[Stored records]
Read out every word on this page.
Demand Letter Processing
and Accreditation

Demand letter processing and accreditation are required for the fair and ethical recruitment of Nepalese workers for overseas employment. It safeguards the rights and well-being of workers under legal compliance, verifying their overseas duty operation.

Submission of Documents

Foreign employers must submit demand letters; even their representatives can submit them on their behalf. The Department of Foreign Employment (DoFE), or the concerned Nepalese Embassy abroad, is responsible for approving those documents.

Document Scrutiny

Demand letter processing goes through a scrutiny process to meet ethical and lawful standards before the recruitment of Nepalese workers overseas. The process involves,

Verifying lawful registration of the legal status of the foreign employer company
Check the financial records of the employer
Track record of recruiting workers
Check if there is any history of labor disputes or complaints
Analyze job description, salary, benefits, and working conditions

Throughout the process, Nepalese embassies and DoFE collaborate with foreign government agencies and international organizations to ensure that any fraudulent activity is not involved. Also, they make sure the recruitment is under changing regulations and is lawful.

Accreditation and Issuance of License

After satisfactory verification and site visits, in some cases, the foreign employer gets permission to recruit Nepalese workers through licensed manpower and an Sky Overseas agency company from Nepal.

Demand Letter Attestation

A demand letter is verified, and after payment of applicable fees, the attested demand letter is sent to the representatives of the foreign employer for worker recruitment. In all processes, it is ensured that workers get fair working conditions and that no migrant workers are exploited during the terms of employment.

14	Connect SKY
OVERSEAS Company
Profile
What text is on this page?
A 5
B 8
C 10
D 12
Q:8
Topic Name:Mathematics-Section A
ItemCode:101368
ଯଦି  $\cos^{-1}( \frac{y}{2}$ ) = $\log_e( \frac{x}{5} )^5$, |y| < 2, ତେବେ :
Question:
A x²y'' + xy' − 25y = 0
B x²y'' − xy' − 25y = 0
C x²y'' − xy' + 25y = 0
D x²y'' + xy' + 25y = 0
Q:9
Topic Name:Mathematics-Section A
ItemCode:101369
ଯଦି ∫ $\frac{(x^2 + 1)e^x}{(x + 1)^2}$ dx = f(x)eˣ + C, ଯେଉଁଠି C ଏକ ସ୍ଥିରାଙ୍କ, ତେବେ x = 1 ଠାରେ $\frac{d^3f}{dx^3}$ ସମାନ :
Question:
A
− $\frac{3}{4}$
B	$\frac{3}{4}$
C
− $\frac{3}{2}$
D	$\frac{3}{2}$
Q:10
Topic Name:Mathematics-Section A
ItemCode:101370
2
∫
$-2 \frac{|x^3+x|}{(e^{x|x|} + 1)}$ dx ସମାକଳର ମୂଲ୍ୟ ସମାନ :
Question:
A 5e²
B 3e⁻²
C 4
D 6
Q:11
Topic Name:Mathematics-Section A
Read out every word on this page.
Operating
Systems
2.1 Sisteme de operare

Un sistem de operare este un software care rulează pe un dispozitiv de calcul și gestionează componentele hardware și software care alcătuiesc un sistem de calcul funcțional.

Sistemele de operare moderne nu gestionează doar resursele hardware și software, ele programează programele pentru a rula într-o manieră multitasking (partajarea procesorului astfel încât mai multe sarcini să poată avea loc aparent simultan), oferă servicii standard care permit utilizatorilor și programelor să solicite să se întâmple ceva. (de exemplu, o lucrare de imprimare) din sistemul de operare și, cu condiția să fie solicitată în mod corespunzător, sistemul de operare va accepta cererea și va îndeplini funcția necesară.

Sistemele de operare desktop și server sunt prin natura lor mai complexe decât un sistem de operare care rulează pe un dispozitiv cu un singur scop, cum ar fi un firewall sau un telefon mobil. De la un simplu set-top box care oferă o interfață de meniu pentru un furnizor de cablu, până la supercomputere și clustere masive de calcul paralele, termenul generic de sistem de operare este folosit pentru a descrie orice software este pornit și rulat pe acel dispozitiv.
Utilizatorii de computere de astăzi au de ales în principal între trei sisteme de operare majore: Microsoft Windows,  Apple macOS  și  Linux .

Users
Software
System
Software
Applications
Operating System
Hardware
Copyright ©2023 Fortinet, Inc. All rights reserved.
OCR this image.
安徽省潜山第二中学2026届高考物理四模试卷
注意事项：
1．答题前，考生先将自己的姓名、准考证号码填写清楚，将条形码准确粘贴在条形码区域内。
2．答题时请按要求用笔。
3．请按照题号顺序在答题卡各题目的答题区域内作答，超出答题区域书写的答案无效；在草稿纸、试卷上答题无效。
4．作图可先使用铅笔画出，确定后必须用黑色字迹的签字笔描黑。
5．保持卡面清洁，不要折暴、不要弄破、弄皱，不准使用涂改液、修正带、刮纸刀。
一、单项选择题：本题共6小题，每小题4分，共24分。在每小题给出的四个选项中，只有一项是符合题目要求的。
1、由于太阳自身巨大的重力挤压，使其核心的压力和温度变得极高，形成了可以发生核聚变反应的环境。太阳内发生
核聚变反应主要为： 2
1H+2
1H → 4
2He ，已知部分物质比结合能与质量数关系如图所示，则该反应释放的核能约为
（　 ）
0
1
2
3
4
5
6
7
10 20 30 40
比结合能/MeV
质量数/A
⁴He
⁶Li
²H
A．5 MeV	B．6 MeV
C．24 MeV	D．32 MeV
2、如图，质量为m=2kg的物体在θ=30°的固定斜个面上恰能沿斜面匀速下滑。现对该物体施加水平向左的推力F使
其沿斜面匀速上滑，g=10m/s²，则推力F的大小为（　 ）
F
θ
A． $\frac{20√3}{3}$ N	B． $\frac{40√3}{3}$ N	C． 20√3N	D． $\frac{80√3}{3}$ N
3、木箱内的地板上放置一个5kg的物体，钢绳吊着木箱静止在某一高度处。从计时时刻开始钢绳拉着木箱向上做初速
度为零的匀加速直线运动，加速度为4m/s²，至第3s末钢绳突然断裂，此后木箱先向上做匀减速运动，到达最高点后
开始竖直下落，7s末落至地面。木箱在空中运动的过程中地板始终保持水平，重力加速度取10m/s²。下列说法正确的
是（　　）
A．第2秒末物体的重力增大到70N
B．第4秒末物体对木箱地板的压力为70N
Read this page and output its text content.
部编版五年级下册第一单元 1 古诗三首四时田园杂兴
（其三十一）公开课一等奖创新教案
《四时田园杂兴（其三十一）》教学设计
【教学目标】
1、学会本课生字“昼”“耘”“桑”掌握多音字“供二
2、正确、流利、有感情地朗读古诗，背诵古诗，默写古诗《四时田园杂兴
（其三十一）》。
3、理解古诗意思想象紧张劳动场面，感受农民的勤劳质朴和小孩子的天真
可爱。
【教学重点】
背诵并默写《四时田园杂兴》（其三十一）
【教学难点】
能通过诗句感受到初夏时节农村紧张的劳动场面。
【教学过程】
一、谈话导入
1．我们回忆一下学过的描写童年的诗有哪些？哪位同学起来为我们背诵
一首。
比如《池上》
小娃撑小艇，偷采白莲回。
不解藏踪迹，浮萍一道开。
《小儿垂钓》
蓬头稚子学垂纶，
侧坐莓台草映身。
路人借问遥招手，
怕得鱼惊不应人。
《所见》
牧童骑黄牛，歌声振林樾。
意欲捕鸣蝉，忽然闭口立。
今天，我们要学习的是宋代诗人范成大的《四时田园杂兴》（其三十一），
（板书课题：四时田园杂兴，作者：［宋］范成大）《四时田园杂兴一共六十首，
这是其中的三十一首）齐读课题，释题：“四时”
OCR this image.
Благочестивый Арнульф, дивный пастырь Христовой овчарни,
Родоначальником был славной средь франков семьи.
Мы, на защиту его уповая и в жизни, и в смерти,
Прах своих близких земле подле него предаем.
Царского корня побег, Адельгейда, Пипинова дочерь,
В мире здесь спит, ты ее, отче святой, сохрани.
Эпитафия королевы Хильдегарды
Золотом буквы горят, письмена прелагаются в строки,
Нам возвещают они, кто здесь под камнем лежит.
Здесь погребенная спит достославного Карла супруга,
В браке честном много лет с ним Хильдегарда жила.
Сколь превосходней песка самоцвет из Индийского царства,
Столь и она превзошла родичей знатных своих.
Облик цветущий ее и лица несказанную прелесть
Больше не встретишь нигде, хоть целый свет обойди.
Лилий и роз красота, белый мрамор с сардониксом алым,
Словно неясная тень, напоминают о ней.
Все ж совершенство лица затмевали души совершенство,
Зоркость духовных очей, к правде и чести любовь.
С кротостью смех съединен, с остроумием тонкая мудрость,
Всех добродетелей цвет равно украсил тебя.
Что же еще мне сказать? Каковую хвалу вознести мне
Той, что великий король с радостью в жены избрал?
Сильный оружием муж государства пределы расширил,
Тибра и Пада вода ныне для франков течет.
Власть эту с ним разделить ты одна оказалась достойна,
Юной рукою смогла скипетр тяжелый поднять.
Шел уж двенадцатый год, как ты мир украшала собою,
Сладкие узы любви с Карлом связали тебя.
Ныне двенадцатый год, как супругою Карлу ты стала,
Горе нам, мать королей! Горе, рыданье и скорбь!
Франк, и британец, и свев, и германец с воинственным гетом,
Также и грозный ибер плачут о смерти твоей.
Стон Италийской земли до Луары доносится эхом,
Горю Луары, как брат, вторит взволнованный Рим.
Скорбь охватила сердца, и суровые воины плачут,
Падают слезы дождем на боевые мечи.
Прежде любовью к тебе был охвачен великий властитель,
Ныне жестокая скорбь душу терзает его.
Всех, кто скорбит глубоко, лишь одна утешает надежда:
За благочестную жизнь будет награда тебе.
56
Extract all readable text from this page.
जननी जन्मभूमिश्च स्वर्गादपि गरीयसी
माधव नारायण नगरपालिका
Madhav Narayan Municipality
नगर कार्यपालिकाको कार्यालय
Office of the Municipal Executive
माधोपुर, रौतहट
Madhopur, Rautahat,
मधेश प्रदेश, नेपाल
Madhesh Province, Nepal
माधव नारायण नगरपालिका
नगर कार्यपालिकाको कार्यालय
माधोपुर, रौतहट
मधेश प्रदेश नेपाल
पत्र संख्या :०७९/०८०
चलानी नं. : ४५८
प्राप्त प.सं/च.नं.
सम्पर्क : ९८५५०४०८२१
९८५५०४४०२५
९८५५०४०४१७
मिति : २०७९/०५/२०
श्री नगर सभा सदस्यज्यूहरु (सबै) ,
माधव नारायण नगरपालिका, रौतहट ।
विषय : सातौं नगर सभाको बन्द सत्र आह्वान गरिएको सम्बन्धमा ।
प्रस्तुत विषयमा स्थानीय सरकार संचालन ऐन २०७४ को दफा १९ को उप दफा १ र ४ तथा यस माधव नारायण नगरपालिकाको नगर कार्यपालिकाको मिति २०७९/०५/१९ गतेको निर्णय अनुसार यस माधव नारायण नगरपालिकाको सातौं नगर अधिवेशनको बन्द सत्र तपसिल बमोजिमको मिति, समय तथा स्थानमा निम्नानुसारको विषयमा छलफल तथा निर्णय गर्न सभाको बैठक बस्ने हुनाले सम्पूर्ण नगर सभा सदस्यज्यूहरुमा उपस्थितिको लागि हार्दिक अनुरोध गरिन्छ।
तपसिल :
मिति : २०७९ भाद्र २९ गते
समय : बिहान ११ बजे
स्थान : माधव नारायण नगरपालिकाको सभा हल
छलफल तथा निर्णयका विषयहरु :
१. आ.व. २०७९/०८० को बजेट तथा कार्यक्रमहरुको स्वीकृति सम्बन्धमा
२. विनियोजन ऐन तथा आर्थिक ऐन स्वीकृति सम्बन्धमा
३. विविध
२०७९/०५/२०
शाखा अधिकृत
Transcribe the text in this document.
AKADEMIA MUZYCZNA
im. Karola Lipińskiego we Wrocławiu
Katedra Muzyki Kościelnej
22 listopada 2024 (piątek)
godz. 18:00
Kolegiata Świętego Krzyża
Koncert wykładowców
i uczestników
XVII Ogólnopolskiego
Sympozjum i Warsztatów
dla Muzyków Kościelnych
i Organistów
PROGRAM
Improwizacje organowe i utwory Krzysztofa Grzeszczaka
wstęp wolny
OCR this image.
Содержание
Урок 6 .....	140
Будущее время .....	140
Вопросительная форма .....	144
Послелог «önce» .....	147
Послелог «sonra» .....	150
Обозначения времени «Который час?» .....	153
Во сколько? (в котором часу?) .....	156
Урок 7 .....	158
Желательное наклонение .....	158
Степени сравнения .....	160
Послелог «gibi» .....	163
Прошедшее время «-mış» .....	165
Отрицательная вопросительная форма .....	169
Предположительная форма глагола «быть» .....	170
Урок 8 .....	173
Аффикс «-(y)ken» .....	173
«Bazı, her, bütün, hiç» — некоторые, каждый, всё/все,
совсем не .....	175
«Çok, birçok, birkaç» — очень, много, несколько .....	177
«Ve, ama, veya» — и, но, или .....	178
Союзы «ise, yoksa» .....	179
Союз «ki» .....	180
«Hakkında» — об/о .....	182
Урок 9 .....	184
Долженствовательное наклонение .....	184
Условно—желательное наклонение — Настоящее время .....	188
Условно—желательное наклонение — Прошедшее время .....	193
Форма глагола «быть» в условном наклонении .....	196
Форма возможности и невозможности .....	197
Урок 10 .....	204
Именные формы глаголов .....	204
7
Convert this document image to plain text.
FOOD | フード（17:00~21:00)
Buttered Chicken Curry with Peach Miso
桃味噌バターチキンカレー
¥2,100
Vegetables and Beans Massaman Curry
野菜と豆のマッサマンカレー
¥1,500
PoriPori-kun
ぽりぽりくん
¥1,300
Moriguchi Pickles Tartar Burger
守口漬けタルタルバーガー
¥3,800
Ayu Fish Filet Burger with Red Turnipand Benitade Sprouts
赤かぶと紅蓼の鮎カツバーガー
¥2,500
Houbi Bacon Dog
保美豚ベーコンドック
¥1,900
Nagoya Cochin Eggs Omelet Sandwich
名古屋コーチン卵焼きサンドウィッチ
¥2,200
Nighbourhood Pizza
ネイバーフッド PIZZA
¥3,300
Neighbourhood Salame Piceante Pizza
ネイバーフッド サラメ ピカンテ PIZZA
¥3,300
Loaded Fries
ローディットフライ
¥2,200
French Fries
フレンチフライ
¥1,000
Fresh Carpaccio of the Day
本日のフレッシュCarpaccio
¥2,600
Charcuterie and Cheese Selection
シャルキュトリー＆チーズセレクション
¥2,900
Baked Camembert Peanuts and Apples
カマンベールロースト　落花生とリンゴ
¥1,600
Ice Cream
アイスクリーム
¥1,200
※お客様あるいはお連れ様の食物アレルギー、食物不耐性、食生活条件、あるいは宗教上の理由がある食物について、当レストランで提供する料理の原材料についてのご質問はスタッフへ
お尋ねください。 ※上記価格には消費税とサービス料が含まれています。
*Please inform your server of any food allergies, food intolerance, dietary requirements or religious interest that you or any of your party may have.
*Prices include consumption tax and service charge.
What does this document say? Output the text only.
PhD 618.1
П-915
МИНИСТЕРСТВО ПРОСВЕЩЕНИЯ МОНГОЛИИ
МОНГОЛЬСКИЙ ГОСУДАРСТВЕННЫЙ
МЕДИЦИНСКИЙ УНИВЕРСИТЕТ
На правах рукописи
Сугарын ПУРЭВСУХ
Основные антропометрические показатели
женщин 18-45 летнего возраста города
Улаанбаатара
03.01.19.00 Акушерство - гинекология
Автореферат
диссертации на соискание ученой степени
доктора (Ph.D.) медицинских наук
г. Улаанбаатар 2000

■ Your goal: Only the count is needed: the number of lines in the data that include the word "page".

■ Answer to the task: 5